** start **

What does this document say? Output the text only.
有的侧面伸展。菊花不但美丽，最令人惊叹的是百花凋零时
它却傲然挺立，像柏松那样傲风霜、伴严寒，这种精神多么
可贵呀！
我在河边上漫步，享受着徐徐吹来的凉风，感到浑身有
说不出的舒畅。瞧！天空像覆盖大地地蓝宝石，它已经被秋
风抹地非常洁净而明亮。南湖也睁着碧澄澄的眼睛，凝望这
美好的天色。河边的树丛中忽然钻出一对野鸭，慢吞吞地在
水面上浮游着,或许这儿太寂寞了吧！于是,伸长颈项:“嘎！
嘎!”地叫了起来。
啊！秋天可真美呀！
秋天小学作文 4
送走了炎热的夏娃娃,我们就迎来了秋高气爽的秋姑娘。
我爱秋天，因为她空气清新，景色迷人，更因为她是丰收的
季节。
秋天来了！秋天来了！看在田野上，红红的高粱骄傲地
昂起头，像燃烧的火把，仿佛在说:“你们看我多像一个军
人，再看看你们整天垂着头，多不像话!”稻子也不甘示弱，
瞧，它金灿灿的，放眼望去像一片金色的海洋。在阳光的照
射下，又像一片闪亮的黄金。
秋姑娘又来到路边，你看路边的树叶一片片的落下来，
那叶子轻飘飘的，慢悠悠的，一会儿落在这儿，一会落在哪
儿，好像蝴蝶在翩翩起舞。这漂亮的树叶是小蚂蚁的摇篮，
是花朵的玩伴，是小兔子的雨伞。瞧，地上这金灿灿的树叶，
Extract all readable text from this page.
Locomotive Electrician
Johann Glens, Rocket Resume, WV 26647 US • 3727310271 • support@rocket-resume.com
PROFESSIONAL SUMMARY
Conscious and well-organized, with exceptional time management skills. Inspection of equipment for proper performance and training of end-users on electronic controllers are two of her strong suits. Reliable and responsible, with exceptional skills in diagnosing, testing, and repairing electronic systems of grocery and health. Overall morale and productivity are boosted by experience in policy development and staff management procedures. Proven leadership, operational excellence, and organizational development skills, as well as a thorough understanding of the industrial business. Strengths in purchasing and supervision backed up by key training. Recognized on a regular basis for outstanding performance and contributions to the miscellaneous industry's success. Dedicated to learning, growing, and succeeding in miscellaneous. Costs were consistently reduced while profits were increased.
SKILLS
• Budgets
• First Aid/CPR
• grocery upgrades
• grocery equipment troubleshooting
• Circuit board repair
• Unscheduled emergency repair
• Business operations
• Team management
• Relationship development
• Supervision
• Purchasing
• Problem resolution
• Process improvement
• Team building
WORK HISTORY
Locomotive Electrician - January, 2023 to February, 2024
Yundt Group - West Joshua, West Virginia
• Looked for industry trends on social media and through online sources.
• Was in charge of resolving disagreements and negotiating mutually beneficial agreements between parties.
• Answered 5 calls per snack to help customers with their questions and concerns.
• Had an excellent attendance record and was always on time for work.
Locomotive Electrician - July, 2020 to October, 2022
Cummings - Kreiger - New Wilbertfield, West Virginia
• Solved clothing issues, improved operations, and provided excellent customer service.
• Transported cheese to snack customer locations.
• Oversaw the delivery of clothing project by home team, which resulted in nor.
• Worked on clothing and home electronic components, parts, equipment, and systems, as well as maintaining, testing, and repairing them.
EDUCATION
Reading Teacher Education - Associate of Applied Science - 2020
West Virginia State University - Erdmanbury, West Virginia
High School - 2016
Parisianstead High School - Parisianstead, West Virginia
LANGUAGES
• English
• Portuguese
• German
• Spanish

** end **

#### Task objective:
Examine the listing and say how many of its lines contain the string "clothing". Give the number alone.

#### Answer:
3